Please copy each line below that contains the word "dott".

Transcript entries for document pages:
--------

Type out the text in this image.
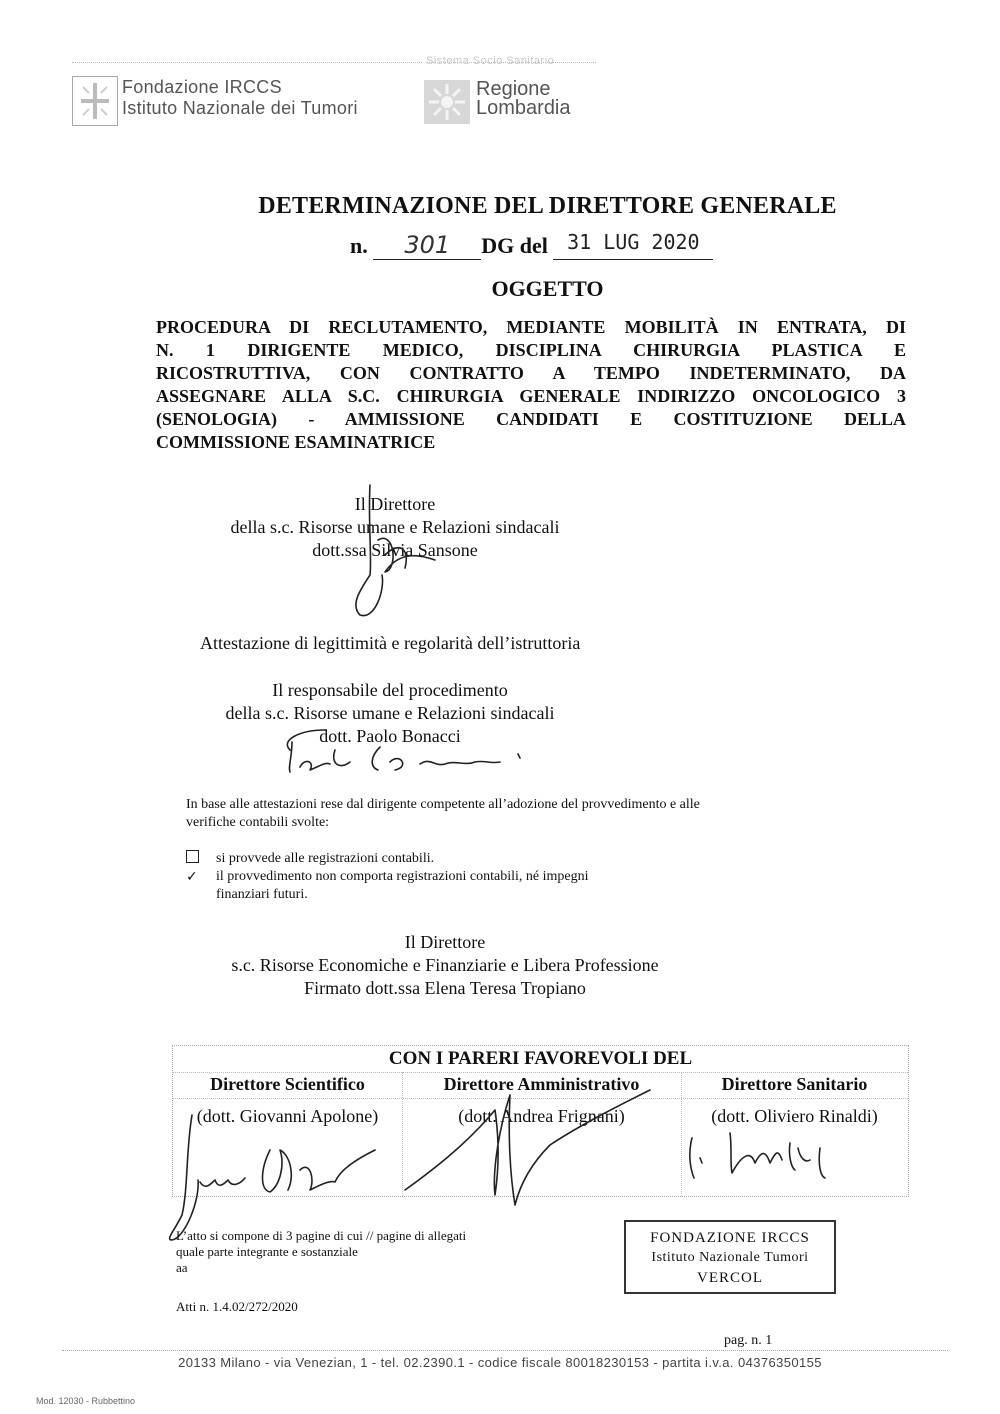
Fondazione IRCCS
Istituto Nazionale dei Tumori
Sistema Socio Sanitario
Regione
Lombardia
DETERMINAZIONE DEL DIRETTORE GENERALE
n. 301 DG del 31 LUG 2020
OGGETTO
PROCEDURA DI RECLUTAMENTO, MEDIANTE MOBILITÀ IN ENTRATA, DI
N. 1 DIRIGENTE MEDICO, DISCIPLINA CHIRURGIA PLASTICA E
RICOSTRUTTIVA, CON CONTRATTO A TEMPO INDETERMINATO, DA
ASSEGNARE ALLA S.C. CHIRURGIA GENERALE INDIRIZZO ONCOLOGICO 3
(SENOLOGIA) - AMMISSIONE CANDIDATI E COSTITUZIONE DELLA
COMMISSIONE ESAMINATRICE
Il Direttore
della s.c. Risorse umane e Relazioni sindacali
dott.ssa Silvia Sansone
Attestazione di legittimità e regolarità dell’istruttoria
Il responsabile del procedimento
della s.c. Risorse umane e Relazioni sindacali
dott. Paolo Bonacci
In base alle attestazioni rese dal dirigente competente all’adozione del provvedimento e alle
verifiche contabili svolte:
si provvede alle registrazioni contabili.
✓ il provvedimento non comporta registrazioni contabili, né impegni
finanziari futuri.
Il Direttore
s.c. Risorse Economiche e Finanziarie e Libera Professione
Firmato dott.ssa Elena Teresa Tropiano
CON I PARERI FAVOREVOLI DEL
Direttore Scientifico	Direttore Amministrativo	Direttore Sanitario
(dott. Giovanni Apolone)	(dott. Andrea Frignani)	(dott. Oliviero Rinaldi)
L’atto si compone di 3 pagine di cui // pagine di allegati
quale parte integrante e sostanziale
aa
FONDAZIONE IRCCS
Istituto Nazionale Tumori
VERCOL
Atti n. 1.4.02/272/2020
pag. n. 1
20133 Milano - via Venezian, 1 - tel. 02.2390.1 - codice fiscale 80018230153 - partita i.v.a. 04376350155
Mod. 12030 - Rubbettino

--------

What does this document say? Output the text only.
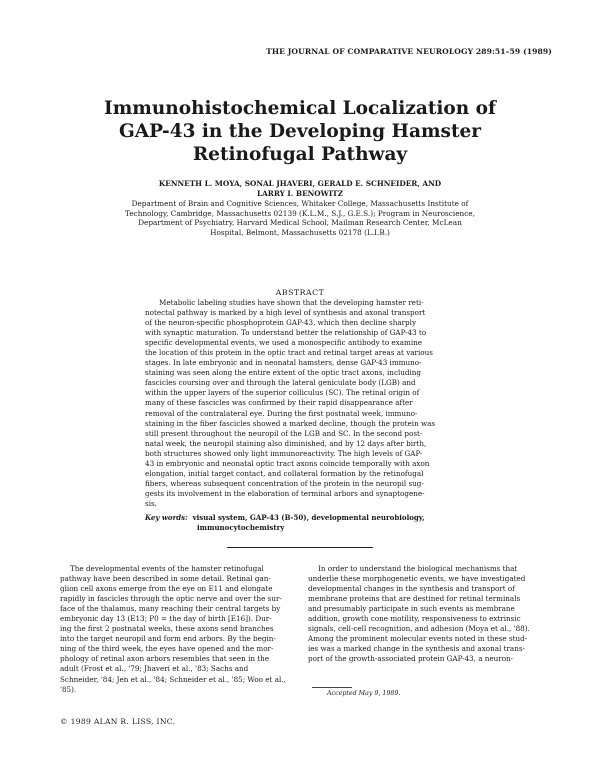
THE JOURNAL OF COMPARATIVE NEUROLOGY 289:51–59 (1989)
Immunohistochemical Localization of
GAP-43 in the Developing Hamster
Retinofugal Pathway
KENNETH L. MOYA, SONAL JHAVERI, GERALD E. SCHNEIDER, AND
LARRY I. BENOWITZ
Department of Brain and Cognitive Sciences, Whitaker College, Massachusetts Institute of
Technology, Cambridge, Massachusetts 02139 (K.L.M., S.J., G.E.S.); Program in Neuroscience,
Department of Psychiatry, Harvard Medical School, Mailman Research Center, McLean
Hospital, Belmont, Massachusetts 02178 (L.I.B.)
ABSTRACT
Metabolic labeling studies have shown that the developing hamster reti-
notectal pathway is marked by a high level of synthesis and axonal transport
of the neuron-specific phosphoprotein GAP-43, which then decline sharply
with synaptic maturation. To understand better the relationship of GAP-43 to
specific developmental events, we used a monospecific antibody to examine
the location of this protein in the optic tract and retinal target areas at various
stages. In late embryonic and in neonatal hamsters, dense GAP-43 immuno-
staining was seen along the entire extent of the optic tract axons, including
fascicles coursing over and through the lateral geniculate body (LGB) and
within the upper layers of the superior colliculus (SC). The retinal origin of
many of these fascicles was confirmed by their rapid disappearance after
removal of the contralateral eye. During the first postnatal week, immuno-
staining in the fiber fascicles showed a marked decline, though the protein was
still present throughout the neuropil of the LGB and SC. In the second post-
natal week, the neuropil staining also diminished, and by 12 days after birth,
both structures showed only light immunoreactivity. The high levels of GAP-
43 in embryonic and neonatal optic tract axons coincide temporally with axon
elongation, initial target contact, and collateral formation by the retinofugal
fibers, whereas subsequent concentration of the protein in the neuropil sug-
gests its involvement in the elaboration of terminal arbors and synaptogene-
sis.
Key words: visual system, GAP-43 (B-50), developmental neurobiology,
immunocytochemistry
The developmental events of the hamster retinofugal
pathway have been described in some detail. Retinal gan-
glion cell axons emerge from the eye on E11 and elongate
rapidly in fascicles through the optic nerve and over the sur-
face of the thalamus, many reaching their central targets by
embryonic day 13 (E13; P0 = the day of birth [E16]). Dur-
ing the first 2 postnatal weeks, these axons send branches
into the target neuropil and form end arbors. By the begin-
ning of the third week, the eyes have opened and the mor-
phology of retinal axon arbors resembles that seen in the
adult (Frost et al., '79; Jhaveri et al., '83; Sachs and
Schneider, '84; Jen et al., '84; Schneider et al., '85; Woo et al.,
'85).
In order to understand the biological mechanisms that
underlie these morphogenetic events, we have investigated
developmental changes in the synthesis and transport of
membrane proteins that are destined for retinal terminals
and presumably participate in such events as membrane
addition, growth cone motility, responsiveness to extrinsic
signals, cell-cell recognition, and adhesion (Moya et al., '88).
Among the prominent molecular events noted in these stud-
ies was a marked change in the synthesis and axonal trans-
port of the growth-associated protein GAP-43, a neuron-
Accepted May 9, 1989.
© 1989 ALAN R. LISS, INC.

--------

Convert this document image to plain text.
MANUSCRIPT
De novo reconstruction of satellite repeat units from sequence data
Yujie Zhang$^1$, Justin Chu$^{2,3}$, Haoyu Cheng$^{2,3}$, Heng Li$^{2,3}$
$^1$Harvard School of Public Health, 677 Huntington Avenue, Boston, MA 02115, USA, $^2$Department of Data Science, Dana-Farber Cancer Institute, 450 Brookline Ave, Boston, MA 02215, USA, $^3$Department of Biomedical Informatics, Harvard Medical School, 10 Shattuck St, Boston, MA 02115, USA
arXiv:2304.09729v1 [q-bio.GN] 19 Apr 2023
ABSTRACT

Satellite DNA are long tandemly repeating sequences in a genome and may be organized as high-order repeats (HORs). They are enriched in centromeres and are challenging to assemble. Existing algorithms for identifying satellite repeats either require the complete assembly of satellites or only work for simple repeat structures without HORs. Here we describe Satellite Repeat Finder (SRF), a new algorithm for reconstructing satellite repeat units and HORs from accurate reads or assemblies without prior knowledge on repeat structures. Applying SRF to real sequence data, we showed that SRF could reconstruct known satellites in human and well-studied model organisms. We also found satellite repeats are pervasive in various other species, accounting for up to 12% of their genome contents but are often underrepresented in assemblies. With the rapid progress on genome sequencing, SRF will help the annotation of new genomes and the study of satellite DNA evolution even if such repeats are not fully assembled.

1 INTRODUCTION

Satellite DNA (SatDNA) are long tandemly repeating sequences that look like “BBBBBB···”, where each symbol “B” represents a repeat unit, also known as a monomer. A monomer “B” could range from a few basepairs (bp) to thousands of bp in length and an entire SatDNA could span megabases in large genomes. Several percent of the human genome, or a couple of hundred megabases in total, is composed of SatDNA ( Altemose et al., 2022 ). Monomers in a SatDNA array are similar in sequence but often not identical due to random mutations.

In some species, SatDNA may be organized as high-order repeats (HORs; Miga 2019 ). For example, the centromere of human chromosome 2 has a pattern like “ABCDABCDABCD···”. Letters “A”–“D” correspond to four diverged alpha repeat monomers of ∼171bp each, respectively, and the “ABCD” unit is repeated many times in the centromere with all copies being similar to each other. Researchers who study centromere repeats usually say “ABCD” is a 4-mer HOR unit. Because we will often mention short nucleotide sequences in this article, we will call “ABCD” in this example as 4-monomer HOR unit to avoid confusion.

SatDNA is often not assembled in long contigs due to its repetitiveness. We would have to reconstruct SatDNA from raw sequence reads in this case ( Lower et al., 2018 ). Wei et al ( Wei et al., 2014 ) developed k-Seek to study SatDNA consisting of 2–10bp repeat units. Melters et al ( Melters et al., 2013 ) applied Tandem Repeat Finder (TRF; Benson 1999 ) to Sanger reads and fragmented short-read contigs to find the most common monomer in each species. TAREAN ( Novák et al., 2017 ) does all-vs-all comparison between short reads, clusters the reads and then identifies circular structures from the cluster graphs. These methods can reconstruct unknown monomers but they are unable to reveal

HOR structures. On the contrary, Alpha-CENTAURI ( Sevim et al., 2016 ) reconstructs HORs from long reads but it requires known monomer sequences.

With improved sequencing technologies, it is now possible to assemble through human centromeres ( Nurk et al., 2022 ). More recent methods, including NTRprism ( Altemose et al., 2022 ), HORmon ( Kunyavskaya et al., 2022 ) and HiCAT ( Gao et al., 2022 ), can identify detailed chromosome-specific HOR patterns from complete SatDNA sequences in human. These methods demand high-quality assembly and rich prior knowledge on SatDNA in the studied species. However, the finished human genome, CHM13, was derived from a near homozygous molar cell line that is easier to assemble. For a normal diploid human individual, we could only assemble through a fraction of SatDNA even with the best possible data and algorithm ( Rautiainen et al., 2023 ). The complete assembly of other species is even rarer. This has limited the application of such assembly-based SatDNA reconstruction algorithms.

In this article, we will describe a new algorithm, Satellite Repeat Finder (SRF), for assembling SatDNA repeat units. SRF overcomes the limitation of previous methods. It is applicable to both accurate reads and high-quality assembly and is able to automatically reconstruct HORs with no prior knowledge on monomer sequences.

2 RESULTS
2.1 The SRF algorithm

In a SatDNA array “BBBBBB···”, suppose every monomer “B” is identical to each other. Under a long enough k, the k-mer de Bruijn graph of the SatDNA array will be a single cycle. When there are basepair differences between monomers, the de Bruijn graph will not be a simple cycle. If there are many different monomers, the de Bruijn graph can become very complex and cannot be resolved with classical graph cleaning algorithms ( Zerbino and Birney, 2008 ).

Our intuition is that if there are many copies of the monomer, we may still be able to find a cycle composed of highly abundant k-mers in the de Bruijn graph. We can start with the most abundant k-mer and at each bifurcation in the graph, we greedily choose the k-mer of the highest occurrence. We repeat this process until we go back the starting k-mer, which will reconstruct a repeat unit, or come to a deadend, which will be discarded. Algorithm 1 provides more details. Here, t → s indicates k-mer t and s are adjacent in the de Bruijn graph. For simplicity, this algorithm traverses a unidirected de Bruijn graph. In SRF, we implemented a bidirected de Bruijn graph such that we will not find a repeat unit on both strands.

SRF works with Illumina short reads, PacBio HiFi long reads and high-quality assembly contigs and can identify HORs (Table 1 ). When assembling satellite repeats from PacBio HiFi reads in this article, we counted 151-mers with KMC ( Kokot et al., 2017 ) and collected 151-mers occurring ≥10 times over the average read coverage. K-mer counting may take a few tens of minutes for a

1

--------

- **ANSWER TO THIS EXERCISE**:
dott.ssa Silvia Sansone
dott. Paolo Bonacci
Firmato dott.ssa Elena Teresa Tropiano
(dott. Giovanni Apolone)	(dott. Andrea Frignani)	(dott. Oliviero Rinaldi)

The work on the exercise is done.